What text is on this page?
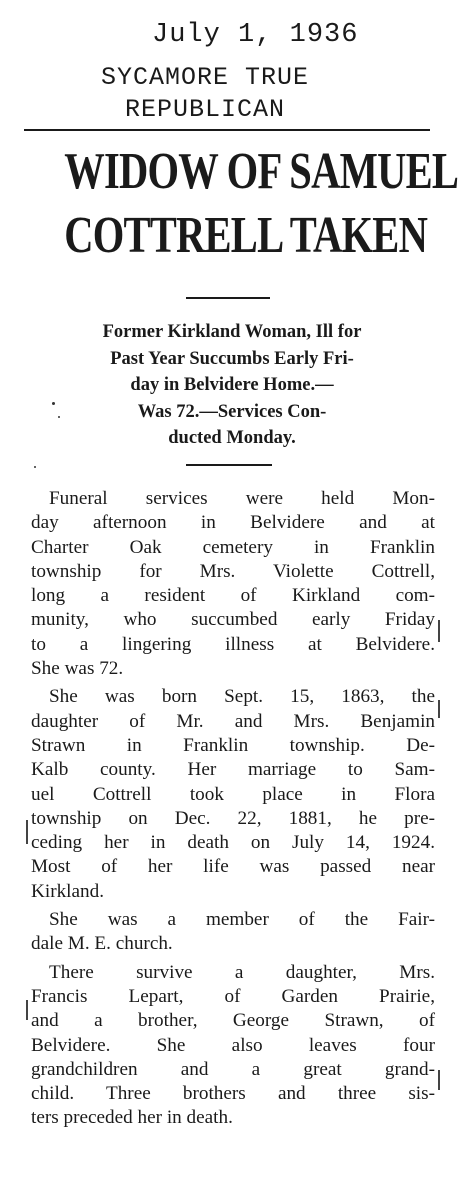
July 1, 1936
SYCAMORE TRUE
REPUBLICAN
WIDOW OF SAMUEL
COTTRELL TAKEN
Former Kirkland Woman, Ill for
Past Year Succumbs Early Fri-
day in Belvidere Home.—
Was 72.—Services Con-
ducted Monday.
Funeral services were held Mon-
day afternoon in Belvidere and at
Charter Oak cemetery in Franklin
township for Mrs. Violette Cottrell,
long a resident of Kirkland com-
munity, who succumbed early Friday
to a lingering illness at Belvidere.
She was 72.
She was born Sept. 15, 1863, the
daughter of Mr. and Mrs. Benjamin
Strawn in Franklin township. De-
Kalb county. Her marriage to Sam-
uel Cottrell took place in Flora
township on Dec. 22, 1881, he pre-
ceding her in death on July 14, 1924.
Most of her life was passed near
Kirkland.
She was a member of the Fair-
dale M. E. church.
There survive a daughter, Mrs.
Francis Lepart, of Garden Prairie,
and a brother, George Strawn, of
Belvidere. She also leaves four
grandchildren and a great grand-
child. Three brothers and three sis-
ters preceded her in death.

§ DESCRIPTION OF THE TASK
Every line above should be returned word for word, with the pictures left behind.

§ WORKED SOLUTION
What text is on this page?
July 1, 1936
SYCAMORE TRUE
REPUBLICAN
WIDOW OF SAMUEL
COTTRELL TAKEN
Former Kirkland Woman, Ill for
Past Year Succumbs Early Fri-
day in Belvidere Home.—
Was 72.—Services Con-
ducted Monday.
Funeral services were held Mon-
day afternoon in Belvidere and at
Charter Oak cemetery in Franklin
township for Mrs. Violette Cottrell,
long a resident of Kirkland com-
munity, who succumbed early Friday
to a lingering illness at Belvidere.
She was 72.
She was born Sept. 15, 1863, the
daughter of Mr. and Mrs. Benjamin
Strawn in Franklin township. De-
Kalb county. Her marriage to Sam-
uel Cottrell took place in Flora
township on Dec. 22, 1881, he pre-
ceding her in death on July 14, 1924.
Most of her life was passed near
Kirkland.
She was a member of the Fair-
dale M. E. church.
There survive a daughter, Mrs.
Francis Lepart, of Garden Prairie,
and a brother, George Strawn, of
Belvidere. She also leaves four
grandchildren and a great grand-
child. Three brothers and three sis-
ters preceded her in death.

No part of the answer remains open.